▼

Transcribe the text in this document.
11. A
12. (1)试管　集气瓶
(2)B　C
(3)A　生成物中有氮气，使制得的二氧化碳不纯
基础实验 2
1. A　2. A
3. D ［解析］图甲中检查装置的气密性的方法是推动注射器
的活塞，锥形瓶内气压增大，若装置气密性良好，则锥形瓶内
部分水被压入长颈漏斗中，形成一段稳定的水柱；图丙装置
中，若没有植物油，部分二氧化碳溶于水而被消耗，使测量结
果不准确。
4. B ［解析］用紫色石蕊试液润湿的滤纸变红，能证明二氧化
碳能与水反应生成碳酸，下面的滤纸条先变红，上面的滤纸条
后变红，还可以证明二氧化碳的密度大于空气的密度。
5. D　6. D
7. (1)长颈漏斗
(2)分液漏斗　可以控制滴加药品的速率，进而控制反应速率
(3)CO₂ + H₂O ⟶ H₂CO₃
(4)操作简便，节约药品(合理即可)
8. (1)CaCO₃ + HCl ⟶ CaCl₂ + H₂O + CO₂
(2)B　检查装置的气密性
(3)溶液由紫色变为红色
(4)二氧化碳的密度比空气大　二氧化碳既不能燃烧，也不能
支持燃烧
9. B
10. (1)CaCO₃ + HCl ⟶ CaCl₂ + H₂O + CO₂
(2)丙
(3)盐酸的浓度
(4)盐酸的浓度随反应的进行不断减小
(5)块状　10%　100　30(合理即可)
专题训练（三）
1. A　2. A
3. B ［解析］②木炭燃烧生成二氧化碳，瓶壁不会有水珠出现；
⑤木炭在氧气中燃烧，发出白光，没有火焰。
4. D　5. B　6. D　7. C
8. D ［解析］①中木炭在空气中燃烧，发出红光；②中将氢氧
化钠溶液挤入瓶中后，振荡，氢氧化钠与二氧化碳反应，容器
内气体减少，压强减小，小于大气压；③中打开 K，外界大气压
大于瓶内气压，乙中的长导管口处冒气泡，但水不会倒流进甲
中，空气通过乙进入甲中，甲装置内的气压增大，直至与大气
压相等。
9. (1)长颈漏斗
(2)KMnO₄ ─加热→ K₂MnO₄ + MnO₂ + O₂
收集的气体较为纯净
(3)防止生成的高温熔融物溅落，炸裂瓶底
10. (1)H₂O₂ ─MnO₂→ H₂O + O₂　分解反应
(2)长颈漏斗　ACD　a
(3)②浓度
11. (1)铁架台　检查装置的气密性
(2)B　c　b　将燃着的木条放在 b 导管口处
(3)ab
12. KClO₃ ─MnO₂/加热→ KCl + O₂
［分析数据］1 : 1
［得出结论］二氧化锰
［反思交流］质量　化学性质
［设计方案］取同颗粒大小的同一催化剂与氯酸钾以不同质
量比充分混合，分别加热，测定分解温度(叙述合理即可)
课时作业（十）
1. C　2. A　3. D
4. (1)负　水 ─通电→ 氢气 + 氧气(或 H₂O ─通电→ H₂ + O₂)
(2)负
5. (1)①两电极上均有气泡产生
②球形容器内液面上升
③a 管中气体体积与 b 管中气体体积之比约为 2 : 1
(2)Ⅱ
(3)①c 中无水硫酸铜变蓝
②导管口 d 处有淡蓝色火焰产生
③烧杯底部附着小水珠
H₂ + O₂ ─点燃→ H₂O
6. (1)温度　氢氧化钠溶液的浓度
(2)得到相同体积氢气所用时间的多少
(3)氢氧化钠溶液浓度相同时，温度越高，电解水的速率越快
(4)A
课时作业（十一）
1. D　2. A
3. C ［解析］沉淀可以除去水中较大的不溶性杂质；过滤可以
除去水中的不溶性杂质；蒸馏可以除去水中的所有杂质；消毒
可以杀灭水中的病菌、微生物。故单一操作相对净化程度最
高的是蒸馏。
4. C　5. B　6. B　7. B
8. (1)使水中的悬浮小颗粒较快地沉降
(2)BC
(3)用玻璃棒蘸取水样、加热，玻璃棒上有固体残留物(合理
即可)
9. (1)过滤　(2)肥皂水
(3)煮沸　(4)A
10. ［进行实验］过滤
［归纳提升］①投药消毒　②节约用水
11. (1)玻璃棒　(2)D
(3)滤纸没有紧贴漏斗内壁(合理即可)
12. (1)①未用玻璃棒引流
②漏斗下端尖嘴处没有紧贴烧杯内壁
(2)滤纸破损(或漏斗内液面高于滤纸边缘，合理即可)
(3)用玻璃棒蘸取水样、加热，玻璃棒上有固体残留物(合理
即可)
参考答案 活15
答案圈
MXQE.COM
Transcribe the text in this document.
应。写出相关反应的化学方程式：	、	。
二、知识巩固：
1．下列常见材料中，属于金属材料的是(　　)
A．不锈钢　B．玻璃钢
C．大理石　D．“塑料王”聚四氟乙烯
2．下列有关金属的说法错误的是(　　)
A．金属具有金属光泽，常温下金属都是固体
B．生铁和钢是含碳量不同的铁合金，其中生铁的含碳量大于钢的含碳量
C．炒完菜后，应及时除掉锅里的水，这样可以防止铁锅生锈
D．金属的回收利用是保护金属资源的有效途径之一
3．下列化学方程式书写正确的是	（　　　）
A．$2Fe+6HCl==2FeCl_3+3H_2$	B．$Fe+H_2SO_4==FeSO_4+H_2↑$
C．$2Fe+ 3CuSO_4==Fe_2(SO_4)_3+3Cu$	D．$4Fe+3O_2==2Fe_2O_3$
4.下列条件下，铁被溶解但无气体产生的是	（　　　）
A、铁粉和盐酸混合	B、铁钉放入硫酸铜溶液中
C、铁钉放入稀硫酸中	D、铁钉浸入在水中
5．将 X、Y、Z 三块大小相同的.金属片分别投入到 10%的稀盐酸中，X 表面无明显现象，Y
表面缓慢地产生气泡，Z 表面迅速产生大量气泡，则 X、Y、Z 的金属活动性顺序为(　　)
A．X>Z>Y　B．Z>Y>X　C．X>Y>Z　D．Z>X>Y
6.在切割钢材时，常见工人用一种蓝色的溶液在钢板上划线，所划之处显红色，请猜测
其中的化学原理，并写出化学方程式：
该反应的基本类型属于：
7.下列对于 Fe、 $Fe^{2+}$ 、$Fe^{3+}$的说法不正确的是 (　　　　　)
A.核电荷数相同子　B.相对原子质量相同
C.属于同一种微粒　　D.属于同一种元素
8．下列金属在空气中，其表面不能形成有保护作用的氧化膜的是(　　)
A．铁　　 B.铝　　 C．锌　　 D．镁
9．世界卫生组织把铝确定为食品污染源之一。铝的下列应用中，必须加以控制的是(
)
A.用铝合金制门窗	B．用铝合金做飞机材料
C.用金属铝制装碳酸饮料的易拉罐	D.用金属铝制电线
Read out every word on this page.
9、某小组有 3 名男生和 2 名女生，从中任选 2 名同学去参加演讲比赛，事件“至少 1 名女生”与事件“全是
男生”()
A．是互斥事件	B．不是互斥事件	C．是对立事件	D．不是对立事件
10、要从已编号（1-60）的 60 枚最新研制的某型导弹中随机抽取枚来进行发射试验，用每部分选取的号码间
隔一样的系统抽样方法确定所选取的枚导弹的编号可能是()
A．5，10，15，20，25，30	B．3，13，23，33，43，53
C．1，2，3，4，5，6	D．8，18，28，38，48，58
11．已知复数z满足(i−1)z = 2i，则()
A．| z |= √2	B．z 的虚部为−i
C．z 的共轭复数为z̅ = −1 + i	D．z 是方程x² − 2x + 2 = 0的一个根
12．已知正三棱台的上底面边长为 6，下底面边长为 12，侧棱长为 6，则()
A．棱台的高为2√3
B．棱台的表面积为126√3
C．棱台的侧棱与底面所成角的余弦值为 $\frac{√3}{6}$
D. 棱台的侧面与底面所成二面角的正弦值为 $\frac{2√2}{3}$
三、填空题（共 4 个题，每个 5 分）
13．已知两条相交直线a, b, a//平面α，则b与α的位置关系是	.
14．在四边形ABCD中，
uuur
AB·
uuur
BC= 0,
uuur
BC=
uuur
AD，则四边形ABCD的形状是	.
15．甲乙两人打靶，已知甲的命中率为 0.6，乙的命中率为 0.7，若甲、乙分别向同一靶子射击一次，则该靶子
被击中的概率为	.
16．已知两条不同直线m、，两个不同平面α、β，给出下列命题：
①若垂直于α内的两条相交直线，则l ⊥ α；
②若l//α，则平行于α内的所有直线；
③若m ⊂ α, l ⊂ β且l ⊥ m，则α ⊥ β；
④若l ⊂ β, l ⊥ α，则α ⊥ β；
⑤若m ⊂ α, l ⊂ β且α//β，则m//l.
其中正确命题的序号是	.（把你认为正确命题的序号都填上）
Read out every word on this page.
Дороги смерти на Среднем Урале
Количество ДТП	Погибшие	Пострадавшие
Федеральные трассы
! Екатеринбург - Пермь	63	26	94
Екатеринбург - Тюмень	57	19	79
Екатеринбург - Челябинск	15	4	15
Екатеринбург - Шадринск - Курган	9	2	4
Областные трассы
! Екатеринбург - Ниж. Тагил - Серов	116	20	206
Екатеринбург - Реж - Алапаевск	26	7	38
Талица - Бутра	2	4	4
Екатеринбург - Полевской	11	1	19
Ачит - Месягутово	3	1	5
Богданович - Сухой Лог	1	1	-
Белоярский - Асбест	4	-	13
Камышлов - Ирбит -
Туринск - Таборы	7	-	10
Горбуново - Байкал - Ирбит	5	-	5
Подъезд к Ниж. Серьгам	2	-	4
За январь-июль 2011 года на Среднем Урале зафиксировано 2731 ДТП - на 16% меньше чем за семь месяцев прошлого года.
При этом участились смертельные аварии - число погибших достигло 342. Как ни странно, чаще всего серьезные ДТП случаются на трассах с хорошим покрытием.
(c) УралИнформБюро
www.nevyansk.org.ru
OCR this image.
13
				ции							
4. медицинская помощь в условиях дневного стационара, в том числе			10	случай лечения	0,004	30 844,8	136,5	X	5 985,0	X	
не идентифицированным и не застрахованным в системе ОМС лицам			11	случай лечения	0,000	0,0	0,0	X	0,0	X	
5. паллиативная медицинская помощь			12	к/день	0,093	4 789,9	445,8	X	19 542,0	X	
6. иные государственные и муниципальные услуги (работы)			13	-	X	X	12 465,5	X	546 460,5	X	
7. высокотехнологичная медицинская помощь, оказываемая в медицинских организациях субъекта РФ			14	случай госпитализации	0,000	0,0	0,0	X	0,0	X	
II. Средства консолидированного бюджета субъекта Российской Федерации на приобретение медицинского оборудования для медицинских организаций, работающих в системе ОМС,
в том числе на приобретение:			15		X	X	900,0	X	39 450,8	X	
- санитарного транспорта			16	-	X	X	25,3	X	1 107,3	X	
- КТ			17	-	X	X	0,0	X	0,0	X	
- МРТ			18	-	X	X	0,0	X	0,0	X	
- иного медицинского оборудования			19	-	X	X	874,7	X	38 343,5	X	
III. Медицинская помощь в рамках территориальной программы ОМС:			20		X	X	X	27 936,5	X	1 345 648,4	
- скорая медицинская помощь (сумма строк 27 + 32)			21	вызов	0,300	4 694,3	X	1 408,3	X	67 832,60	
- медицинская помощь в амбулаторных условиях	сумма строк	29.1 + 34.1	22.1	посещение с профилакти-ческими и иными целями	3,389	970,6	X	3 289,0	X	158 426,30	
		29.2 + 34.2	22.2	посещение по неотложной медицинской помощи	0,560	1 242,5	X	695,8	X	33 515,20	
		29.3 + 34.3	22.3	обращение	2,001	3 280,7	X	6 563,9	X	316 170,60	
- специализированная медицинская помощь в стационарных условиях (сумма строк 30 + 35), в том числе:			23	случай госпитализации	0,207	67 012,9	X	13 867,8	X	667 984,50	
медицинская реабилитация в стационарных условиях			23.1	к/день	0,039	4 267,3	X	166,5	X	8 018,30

▲

Copy exactly, and only, the lines from the one containing "OCR this image." through the last line of the listing.

◆ **Answer below**
OCR this image.
13
				ции							
4. медицинская помощь в условиях дневного стационара, в том числе			10	случай лечения	0,004	30 844,8	136,5	X	5 985,0	X	
не идентифицированным и не застрахованным в системе ОМС лицам			11	случай лечения	0,000	0,0	0,0	X	0,0	X	
5. паллиативная медицинская помощь			12	к/день	0,093	4 789,9	445,8	X	19 542,0	X	
6. иные государственные и муниципальные услуги (работы)			13	-	X	X	12 465,5	X	546 460,5	X	
7. высокотехнологичная медицинская помощь, оказываемая в медицинских организациях субъекта РФ			14	случай госпитализации	0,000	0,0	0,0	X	0,0	X	
II. Средства консолидированного бюджета субъекта Российской Федерации на приобретение медицинского оборудования для медицинских организаций, работающих в системе ОМС,
в том числе на приобретение:			15		X	X	900,0	X	39 450,8	X	
- санитарного транспорта			16	-	X	X	25,3	X	1 107,3	X	
- КТ			17	-	X	X	0,0	X	0,0	X	
- МРТ			18	-	X	X	0,0	X	0,0	X	
- иного медицинского оборудования			19	-	X	X	874,7	X	38 343,5	X	
III. Медицинская помощь в рамках территориальной программы ОМС:			20		X	X	X	27 936,5	X	1 345 648,4	
- скорая медицинская помощь (сумма строк 27 + 32)			21	вызов	0,300	4 694,3	X	1 408,3	X	67 832,60	
- медицинская помощь в амбулаторных условиях	сумма строк	29.1 + 34.1	22.1	посещение с профилакти-ческими и иными целями	3,389	970,6	X	3 289,0	X	158 426,30	
		29.2 + 34.2	22.2	посещение по неотложной медицинской помощи	0,560	1 242,5	X	695,8	X	33 515,20	
		29.3 + 34.3	22.3	обращение	2,001	3 280,7	X	6 563,9	X	316 170,60	
- специализированная медицинская помощь в стационарных условиях (сумма строк 30 + 35), в том числе:			23	случай госпитализации	0,207	67 012,9	X	13 867,8	X	667 984,50	
медицинская реабилитация в стационарных условиях			23.1	к/день	0,039	4 267,3	X	166,5	X	8 018,30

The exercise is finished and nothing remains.